• _What is asked_
Retype each line exactly. Skip images.

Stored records

(begin)

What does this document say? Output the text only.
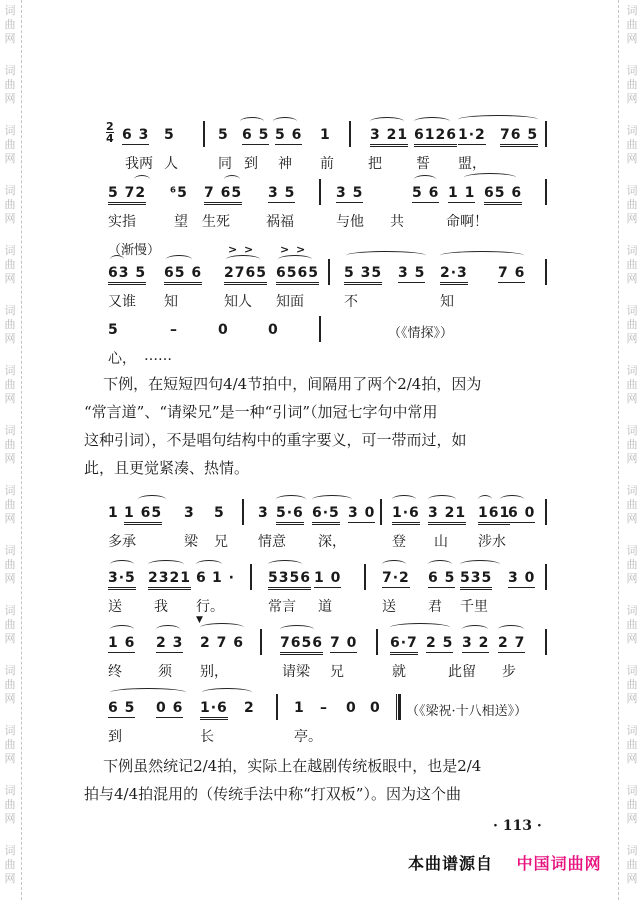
词
曲
网
词
曲
网
词
曲
网
词
曲
网
词
曲
网
词
曲
网
词
曲
网
词
曲
网
词
曲
网
词
曲
网
词
曲
网
词
曲
网
词
曲
网
词
曲
网
词
曲
网
词
曲
网
词
曲
网
词
曲
网
词
曲
网
词
曲
网
词
曲
网
词
曲
网
词
曲
网
词
曲
网
词
曲
网
词
曲
网
词
曲
网
词
曲
网
词
曲
网
词
曲
网
2
4 6 3 5	5 6 5 5 6 1	3 21 6126 1·2 76 5
我两 人	同 到 神 前 把 誓 盟，
5 72 ⁶5 7 65 3 5	3 5	5 6 1 1 65 6
实指	望 生死	祸福	与他 共	命啊！
（渐慢）	> > > >
63 5 65 6 2765 6565 5 35 3 5 2·3 7 6
又谁 知	知人 知面	不	知
5	–	0	0
心， ……
（《情探》）

下例，在短短四句4/4节拍中，间隔用了两个2/4拍，因为

“常言道”、“请梁兄”是一种“引词”（加冠七字句中常用

这种引词），不是唱句结构中的重字要义，可一带而过，如

此，且更觉紧凑、热情。

1 1 65 3 5 3 5·6 6·5 3 0 1·6 3 21 161
6 0
多承	梁 兄 情意 深，	登 山 涉水
3·5 2321 6 1 · 5356 1 0	7·2 6 5 535 3 0
送 我 行。	常言 道	送 君 千里
▼
1 6 2 3 2 7 6	7656 7 0 6·7 2 5 3 2 2 7
终	须 别，	请梁 兄	就	此留 步
6 5 0 6 1·6 2	1 – 0 0
到	长	亭。
（《梁祝·十八相送》）

下例虽然统记2/4拍，实际上在越剧传统板眼中，也是2/4

拍与4/4拍混用的（传统手法中称“打双板”）。因为这个曲

· 113 ·
本曲谱源自 中国词曲网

(end)

• _Solved problem_
What does this document say? Output the text only.
词
曲
网
词
曲
网
词
曲
网
词
曲
网
词
曲
网
词
曲
网
词
曲
网
词
曲
网
词
曲
网
词
曲
网
词
曲
网
词
曲
网
词
曲
网
词
曲
网
词
曲
网
词
曲
网
词
曲
网
词
曲
网
词
曲
网
词
曲
网
词
曲
网
词
曲
网
词
曲
网
词
曲
网
词
曲
网
词
曲
网
词
曲
网
词
曲
网
词
曲
网
词
曲
网
2
4 6 3 5	5 6 5 5 6 1	3 21 6126 1·2 76 5
我两 人	同 到 神 前 把 誓 盟，
5 72 ⁶5 7 65 3 5	3 5	5 6 1 1 65 6
实指	望 生死	祸福	与他 共	命啊！
（渐慢）	> > > >
63 5 65 6 2765 6565 5 35 3 5 2·3 7 6
又谁 知	知人 知面	不	知
5	–	0	0
心， ……
（《情探》）

下例，在短短四句4/4节拍中，间隔用了两个2/4拍，因为

“常言道”、“请梁兄”是一种“引词”（加冠七字句中常用

这种引词），不是唱句结构中的重字要义，可一带而过，如

此，且更觉紧凑、热情。

1 1 65 3 5 3 5·6 6·5 3 0 1·6 3 21 161
6 0
多承	梁 兄 情意 深，	登 山 涉水
3·5 2321 6 1 · 5356 1 0	7·2 6 5 535 3 0
送 我 行。	常言 道	送 君 千里
▼
1 6 2 3 2 7 6	7656 7 0 6·7 2 5 3 2 2 7
终	须 别，	请梁 兄	就	此留 步
6 5 0 6 1·6 2	1 – 0 0
到	长	亭。
（《梁祝·十八相送》）

下例虽然统记2/4拍，实际上在越剧传统板眼中，也是2/4

拍与4/4拍混用的（传统手法中称“打双板”）。因为这个曲

· 113 ·
本曲谱源自 中国词曲网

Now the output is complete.